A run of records
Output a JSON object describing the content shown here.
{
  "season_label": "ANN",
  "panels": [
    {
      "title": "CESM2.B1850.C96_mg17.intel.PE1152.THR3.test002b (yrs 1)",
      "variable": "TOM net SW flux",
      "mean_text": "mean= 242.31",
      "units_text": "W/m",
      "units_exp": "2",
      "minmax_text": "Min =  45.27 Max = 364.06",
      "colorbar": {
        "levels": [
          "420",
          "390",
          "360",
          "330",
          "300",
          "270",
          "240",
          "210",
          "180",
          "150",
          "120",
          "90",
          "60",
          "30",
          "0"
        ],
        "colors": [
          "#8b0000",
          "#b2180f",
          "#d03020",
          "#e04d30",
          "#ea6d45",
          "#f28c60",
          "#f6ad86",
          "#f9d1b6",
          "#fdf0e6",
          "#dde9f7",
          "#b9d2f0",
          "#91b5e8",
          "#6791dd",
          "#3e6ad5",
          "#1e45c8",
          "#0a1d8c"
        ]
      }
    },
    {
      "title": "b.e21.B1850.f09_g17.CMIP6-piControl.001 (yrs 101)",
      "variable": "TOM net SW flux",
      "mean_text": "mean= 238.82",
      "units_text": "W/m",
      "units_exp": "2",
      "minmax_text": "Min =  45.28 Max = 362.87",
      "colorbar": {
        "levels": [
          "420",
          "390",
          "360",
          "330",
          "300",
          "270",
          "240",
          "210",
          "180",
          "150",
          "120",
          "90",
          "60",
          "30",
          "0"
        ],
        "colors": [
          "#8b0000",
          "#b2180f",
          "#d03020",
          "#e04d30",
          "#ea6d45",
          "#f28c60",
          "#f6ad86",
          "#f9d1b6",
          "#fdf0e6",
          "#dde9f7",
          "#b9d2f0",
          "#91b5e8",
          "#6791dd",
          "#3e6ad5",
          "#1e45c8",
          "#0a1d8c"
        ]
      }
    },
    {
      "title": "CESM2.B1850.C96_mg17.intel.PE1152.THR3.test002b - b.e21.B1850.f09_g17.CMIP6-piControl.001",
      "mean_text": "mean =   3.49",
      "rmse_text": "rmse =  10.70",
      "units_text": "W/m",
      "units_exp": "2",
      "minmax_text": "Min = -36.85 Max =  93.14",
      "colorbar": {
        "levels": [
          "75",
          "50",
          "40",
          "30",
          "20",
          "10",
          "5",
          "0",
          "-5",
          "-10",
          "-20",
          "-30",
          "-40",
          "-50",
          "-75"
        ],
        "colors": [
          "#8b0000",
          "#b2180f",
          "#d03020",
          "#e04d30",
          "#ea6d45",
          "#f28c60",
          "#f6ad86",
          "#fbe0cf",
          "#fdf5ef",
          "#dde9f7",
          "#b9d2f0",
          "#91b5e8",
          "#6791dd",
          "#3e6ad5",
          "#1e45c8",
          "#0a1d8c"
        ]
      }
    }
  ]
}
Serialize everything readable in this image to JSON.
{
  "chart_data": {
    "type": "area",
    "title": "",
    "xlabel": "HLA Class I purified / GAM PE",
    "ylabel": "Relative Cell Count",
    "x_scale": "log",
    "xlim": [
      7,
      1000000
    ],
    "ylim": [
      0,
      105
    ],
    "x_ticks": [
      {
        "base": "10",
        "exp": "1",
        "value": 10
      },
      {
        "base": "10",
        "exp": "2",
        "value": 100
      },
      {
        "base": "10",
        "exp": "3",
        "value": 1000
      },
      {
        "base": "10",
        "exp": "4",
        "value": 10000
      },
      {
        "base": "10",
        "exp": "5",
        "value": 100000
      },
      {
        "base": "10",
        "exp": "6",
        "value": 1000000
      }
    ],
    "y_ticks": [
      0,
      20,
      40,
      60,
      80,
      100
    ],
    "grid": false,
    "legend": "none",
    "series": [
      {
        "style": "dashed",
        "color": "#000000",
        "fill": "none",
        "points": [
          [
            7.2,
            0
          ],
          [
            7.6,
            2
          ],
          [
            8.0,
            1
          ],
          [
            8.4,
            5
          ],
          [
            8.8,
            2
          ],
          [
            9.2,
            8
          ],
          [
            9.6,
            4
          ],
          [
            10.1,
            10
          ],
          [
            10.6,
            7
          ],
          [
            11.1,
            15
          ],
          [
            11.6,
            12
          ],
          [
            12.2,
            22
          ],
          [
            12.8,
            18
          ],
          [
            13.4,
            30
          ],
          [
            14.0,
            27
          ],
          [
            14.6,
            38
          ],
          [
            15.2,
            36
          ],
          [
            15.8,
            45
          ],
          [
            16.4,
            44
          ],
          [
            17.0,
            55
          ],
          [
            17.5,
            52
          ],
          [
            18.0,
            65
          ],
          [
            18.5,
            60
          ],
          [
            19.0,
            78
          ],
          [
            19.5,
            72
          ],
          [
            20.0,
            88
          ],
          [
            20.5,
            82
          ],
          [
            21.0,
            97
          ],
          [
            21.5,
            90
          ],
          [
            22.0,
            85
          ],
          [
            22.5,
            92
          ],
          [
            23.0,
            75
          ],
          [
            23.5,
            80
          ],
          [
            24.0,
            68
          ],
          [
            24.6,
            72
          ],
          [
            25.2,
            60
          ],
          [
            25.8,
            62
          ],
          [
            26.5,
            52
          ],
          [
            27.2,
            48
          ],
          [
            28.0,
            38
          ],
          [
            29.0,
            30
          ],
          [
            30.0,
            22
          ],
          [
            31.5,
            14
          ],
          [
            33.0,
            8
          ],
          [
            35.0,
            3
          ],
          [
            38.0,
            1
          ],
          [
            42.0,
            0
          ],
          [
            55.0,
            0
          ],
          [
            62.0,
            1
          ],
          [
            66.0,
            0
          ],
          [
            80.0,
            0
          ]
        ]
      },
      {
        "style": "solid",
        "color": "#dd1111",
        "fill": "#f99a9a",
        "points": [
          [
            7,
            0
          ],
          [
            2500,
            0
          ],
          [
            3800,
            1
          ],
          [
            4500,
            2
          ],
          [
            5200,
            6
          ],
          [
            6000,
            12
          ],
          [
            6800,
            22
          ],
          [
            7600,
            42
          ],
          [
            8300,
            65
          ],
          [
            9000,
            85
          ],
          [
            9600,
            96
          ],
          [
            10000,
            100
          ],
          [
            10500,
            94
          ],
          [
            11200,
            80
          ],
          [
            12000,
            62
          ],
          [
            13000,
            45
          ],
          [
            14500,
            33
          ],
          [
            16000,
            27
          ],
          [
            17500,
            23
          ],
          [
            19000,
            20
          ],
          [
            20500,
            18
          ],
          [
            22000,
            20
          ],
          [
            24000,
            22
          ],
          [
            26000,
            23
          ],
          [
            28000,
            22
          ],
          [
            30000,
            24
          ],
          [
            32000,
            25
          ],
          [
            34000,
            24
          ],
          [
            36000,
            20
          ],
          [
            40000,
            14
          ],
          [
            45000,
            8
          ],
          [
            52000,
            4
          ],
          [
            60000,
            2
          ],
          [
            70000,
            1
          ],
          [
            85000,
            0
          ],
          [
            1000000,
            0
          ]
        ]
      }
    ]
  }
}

> **SHORT PROBLEM**:
Extract all of the data shown above and repeat it verbatim.

> **EXERCISE ANSWER**:
Output a JSON object describing the content shown here.
{
  "season_label": "ANN",
  "panels": [
    {
      "title": "CESM2.B1850.C96_mg17.intel.PE1152.THR3.test002b (yrs 1)",
      "variable": "TOM net SW flux",
      "mean_text": "mean= 242.31",
      "units_text": "W/m",
      "units_exp": "2",
      "minmax_text": "Min =  45.27 Max = 364.06",
      "colorbar": {
        "levels": [
          "420",
          "390",
          "360",
          "330",
          "300",
          "270",
          "240",
          "210",
          "180",
          "150",
          "120",
          "90",
          "60",
          "30",
          "0"
        ],
        "colors": [
          "#8b0000",
          "#b2180f",
          "#d03020",
          "#e04d30",
          "#ea6d45",
          "#f28c60",
          "#f6ad86",
          "#f9d1b6",
          "#fdf0e6",
          "#dde9f7",
          "#b9d2f0",
          "#91b5e8",
          "#6791dd",
          "#3e6ad5",
          "#1e45c8",
          "#0a1d8c"
        ]
      }
    },
    {
      "title": "b.e21.B1850.f09_g17.CMIP6-piControl.001 (yrs 101)",
      "variable": "TOM net SW flux",
      "mean_text": "mean= 238.82",
      "units_text": "W/m",
      "units_exp": "2",
      "minmax_text": "Min =  45.28 Max = 362.87",
      "colorbar": {
        "levels": [
          "420",
          "390",
          "360",
          "330",
          "300",
          "270",
          "240",
          "210",
          "180",
          "150",
          "120",
          "90",
          "60",
          "30",
          "0"
        ],
        "colors": [
          "#8b0000",
          "#b2180f",
          "#d03020",
          "#e04d30",
          "#ea6d45",
          "#f28c60",
          "#f6ad86",
          "#f9d1b6",
          "#fdf0e6",
          "#dde9f7",
          "#b9d2f0",
          "#91b5e8",
          "#6791dd",
          "#3e6ad5",
          "#1e45c8",
          "#0a1d8c"
        ]
      }
    },
    {
      "title": "CESM2.B1850.C96_mg17.intel.PE1152.THR3.test002b - b.e21.B1850.f09_g17.CMIP6-piControl.001",
      "mean_text": "mean =   3.49",
      "rmse_text": "rmse =  10.70",
      "units_text": "W/m",
      "units_exp": "2",
      "minmax_text": "Min = -36.85 Max =  93.14",
      "colorbar": {
        "levels": [
          "75",
          "50",
          "40",
          "30",
          "20",
          "10",
          "5",
          "0",
          "-5",
          "-10",
          "-20",
          "-30",
          "-40",
          "-50",
          "-75"
        ],
        "colors": [
          "#8b0000",
          "#b2180f",
          "#d03020",
          "#e04d30",
          "#ea6d45",
          "#f28c60",
          "#f6ad86",
          "#fbe0cf",
          "#fdf5ef",
          "#dde9f7",
          "#b9d2f0",
          "#91b5e8",
          "#6791dd",
          "#3e6ad5",
          "#1e45c8",
          "#0a1d8c"
        ]
      }
    }
  ]
}
Serialize everything readable in this image to JSON.
{
  "chart_data": {
    "type": "area",
    "title": "",
    "xlabel": "HLA Class I purified / GAM PE",
    "ylabel": "Relative Cell Count",
    "x_scale": "log",
    "xlim": [
      7,
      1000000
    ],
    "ylim": [
      0,
      105
    ],
    "x_ticks": [
      {
        "base": "10",
        "exp": "1",
        "value": 10
      },
      {
        "base": "10",
        "exp": "2",
        "value": 100
      },
      {
        "base": "10",
        "exp": "3",
        "value": 1000
      },
      {
        "base": "10",
        "exp": "4",
        "value": 10000
      },
      {
        "base": "10",
        "exp": "5",
        "value": 100000
      },
      {
        "base": "10",
        "exp": "6",
        "value": 1000000
      }
    ],
    "y_ticks": [
      0,
      20,
      40,
      60,
      80,
      100
    ],
    "grid": false,
    "legend": "none",
    "series": [
      {
        "style": "dashed",
        "color": "#000000",
        "fill": "none",
        "points": [
          [
            7.2,
            0
          ],
          [
            7.6,
            2
          ],
          [
            8.0,
            1
          ],
          [
            8.4,
            5
          ],
          [
            8.8,
            2
          ],
          [
            9.2,
            8
          ],
          [
            9.6,
            4
          ],
          [
            10.1,
            10
          ],
          [
            10.6,
            7
          ],
          [
            11.1,
            15
          ],
          [
            11.6,
            12
          ],
          [
            12.2,
            22
          ],
          [
            12.8,
            18
          ],
          [
            13.4,
            30
          ],
          [
            14.0,
            27
          ],
          [
            14.6,
            38
          ],
          [
            15.2,
            36
          ],
          [
            15.8,
            45
          ],
          [
            16.4,
            44
          ],
          [
            17.0,
            55
          ],
          [
            17.5,
            52
          ],
          [
            18.0,
            65
          ],
          [
            18.5,
            60
          ],
          [
            19.0,
            78
          ],
          [
            19.5,
            72
          ],
          [
            20.0,
            88
          ],
          [
            20.5,
            82
          ],
          [
            21.0,
            97
          ],
          [
            21.5,
            90
          ],
          [
            22.0,
            85
          ],
          [
            22.5,
            92
          ],
          [
            23.0,
            75
          ],
          [
            23.5,
            80
          ],
          [
            24.0,
            68
          ],
          [
            24.6,
            72
          ],
          [
            25.2,
            60
          ],
          [
            25.8,
            62
          ],
          [
            26.5,
            52
          ],
          [
            27.2,
            48
          ],
          [
            28.0,
            38
          ],
          [
            29.0,
            30
          ],
          [
            30.0,
            22
          ],
          [
            31.5,
            14
          ],
          [
            33.0,
            8
          ],
          [
            35.0,
            3
          ],
          [
            38.0,
            1
          ],
          [
            42.0,
            0
          ],
          [
            55.0,
            0
          ],
          [
            62.0,
            1
          ],
          [
            66.0,
            0
          ],
          [
            80.0,
            0
          ]
        ]
      },
      {
        "style": "solid",
        "color": "#dd1111",
        "fill": "#f99a9a",
        "points": [
          [
            7,
            0
          ],
          [
            2500,
            0
          ],
          [
            3800,
            1
          ],
          [
            4500,
            2
          ],
          [
            5200,
            6
          ],
          [
            6000,
            12
          ],
          [
            6800,
            22
          ],
          [
            7600,
            42
          ],
          [
            8300,
            65
          ],
          [
            9000,
            85
          ],
          [
            9600,
            96
          ],
          [
            10000,
            100
          ],
          [
            10500,
            94
          ],
          [
            11200,
            80
          ],
          [
            12000,
            62
          ],
          [
            13000,
            45
          ],
          [
            14500,
            33
          ],
          [
            16000,
            27
          ],
          [
            17500,
            23
          ],
          [
            19000,
            20
          ],
          [
            20500,
            18
          ],
          [
            22000,
            20
          ],
          [
            24000,
            22
          ],
          [
            26000,
            23
          ],
          [
            28000,
            22
          ],
          [
            30000,
            24
          ],
          [
            32000,
            25
          ],
          [
            34000,
            24
          ],
          [
            36000,
            20
          ],
          [
            40000,
            14
          ],
          [
            45000,
            8
          ],
          [
            52000,
            4
          ],
          [
            60000,
            2
          ],
          [
            70000,
            1
          ],
          [
            85000,
            0
          ],
          [
            1000000,
            0
          ]
        ]
      }
    ]
  }
}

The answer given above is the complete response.